• [Aim of the exercise] Gather up the lines with the word "Stroke" in them.

[Data entries for graphics]
** Begin **
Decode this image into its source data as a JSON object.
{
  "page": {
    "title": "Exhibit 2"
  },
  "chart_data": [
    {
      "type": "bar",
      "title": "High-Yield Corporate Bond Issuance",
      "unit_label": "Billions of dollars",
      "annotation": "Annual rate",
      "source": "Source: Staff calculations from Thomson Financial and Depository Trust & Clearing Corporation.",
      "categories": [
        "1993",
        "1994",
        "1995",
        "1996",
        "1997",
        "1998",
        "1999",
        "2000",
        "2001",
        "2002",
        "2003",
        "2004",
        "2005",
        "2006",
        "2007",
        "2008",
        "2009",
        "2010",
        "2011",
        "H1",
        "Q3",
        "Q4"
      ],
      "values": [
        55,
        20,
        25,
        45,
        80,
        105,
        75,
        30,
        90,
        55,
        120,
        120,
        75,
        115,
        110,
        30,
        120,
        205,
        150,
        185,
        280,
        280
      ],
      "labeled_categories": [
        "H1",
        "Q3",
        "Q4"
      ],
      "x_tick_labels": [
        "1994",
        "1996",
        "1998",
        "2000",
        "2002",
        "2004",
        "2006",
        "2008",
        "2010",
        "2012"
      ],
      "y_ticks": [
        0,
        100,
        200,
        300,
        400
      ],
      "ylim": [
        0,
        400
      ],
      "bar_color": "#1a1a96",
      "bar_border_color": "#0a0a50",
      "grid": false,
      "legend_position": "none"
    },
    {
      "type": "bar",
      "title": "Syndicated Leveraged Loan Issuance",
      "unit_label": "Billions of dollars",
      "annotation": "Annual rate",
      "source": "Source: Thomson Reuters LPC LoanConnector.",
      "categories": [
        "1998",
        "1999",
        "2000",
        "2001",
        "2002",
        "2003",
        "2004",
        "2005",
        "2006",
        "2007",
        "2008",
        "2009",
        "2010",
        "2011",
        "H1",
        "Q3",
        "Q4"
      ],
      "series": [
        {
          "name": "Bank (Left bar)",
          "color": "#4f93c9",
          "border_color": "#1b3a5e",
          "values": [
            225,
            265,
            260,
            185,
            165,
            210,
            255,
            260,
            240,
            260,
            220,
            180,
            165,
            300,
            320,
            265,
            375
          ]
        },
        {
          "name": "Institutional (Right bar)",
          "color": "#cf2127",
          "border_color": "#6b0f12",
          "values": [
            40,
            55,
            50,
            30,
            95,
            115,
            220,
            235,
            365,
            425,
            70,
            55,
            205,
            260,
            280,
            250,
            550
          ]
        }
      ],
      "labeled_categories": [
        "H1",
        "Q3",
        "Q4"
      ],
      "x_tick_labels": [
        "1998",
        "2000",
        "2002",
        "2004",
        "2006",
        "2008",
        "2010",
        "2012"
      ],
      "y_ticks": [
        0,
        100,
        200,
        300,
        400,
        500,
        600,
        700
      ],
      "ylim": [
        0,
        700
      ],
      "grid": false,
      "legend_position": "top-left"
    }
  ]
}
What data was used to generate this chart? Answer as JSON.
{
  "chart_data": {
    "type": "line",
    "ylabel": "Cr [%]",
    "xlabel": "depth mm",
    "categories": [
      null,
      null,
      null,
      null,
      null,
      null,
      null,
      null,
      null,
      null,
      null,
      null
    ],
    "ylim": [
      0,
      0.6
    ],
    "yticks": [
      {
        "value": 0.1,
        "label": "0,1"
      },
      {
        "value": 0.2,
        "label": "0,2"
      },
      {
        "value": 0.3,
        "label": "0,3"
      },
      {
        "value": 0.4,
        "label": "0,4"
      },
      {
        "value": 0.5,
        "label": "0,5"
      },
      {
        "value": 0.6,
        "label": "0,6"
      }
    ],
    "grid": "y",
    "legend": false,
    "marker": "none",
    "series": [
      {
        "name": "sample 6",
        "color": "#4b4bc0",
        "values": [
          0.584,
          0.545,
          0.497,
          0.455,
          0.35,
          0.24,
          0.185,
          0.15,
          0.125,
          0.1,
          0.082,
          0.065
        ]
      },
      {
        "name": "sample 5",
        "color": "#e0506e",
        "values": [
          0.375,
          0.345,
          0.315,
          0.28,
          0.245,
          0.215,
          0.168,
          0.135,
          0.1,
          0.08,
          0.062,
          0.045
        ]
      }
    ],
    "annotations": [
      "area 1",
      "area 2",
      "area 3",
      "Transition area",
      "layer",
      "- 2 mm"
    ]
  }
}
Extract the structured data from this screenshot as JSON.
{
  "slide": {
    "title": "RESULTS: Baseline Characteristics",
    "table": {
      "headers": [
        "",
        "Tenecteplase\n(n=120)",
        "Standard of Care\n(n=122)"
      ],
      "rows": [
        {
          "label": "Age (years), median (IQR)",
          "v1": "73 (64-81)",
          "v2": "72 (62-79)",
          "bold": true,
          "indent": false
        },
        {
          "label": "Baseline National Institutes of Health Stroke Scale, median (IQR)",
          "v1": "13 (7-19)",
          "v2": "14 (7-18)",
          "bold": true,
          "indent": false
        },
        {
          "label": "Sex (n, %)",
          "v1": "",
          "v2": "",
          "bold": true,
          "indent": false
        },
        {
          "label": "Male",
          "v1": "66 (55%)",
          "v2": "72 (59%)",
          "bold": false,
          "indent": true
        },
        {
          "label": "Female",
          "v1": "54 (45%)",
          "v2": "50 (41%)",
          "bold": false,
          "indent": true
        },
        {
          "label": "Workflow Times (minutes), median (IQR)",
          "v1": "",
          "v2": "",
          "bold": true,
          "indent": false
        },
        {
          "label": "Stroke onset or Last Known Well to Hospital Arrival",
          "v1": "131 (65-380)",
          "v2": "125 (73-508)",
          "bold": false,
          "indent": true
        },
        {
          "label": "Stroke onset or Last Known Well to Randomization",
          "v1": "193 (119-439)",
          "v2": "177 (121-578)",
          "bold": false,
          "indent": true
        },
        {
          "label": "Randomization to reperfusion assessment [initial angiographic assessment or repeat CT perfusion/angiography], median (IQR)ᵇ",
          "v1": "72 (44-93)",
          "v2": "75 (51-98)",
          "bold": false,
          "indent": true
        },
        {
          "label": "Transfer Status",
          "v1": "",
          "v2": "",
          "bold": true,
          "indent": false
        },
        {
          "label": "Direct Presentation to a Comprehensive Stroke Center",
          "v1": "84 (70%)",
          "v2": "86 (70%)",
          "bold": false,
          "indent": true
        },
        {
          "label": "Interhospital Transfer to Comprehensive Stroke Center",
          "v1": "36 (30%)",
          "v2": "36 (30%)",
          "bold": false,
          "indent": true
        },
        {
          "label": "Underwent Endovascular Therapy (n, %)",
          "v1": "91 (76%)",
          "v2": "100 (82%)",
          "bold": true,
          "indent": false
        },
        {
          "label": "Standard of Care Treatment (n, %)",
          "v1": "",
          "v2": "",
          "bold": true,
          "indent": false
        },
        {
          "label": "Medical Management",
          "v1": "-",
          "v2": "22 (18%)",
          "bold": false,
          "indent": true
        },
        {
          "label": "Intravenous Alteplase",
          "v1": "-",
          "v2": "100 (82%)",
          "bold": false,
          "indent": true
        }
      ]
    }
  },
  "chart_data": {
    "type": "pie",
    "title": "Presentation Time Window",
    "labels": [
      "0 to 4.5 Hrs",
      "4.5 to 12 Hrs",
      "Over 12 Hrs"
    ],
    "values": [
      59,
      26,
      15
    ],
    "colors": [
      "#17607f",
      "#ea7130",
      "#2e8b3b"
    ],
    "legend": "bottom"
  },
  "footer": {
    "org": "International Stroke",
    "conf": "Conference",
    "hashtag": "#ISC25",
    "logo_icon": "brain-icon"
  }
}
** End **
• [Reply to the exercise]
          "label": "Baseline National Institutes of Health Stroke Scale, median (IQR)",
          "label": "Stroke onset or Last Known Well to Hospital Arrival",
          "label": "Stroke onset or Last Known Well to Randomization",
          "label": "Direct Presentation to a Comprehensive Stroke Center",
          "label": "Interhospital Transfer to Comprehensive Stroke Center",
    "org": "International Stroke",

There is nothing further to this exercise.